*What to do*. Reproduce each of the lines in the records below without any changes.

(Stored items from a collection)
* START *
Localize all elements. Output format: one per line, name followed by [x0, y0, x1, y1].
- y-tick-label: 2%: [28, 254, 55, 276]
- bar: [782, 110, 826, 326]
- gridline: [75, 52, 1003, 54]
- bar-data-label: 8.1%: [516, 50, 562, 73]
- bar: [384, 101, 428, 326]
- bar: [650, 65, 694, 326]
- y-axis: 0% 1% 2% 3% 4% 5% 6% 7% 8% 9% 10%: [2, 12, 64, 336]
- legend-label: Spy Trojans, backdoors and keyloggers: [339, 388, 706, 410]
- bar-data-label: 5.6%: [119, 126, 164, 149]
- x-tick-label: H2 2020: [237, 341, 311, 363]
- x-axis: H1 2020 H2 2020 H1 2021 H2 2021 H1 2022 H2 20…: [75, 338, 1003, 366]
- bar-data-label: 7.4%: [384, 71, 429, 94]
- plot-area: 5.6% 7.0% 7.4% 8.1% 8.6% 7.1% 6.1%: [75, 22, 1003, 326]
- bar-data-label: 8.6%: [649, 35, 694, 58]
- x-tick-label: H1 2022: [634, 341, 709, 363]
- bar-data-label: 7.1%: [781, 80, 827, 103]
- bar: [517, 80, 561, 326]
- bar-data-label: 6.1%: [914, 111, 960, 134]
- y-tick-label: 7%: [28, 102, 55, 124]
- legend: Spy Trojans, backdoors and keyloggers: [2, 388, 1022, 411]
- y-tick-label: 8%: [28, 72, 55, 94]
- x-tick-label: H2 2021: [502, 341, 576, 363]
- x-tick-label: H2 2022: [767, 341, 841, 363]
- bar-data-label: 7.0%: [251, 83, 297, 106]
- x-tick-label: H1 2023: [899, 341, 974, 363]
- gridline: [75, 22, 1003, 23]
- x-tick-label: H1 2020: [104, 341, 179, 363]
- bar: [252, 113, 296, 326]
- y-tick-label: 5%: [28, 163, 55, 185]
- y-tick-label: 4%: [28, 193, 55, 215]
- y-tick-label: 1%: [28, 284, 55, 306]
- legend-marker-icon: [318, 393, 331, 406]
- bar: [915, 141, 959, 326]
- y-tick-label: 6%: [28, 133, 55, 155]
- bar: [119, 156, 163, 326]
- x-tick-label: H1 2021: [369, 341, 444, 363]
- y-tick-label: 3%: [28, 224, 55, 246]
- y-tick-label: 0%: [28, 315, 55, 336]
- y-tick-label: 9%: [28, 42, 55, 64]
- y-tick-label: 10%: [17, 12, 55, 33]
* END *
*Result for this task*.
Localize all elements. Output format: one per line, name followed by [x0, y0, x1, y1].
- y-tick-label: 2%: [28, 254, 55, 276]
- bar: [782, 110, 826, 326]
- gridline: [75, 52, 1003, 54]
- bar-data-label: 8.1%: [516, 50, 562, 73]
- bar: [384, 101, 428, 326]
- bar: [650, 65, 694, 326]
- y-axis: 0% 1% 2% 3% 4% 5% 6% 7% 8% 9% 10%: [2, 12, 64, 336]
- legend-label: Spy Trojans, backdoors and keyloggers: [339, 388, 706, 410]
- bar-data-label: 5.6%: [119, 126, 164, 149]
- x-tick-label: H2 2020: [237, 341, 311, 363]
- x-axis: H1 2020 H2 2020 H1 2021 H2 2021 H1 2022 H2 20…: [75, 338, 1003, 366]
- bar-data-label: 7.4%: [384, 71, 429, 94]
- plot-area: 5.6% 7.0% 7.4% 8.1% 8.6% 7.1% 6.1%: [75, 22, 1003, 326]
- bar-data-label: 8.6%: [649, 35, 694, 58]
- x-tick-label: H1 2022: [634, 341, 709, 363]
- bar-data-label: 7.1%: [781, 80, 827, 103]
- bar: [517, 80, 561, 326]
- bar-data-label: 6.1%: [914, 111, 960, 134]
- y-tick-label: 7%: [28, 102, 55, 124]
- legend: Spy Trojans, backdoors and keyloggers: [2, 388, 1022, 411]
- y-tick-label: 8%: [28, 72, 55, 94]
- x-tick-label: H2 2021: [502, 341, 576, 363]
- x-tick-label: H2 2022: [767, 341, 841, 363]
- bar-data-label: 7.0%: [251, 83, 297, 106]
- x-tick-label: H1 2023: [899, 341, 974, 363]
- gridline: [75, 22, 1003, 23]
- x-tick-label: H1 2020: [104, 341, 179, 363]
- bar: [252, 113, 296, 326]
- y-tick-label: 5%: [28, 163, 55, 185]
- y-tick-label: 4%: [28, 193, 55, 215]
- y-tick-label: 1%: [28, 284, 55, 306]
- legend-marker-icon: [318, 393, 331, 406]
- bar: [915, 141, 959, 326]
- y-tick-label: 6%: [28, 133, 55, 155]
- bar: [119, 156, 163, 326]
- x-tick-label: H1 2021: [369, 341, 444, 363]
- y-tick-label: 3%: [28, 224, 55, 246]
- y-tick-label: 0%: [28, 315, 55, 336]
- y-tick-label: 9%: [28, 42, 55, 64]
- y-tick-label: 10%: [17, 12, 55, 33]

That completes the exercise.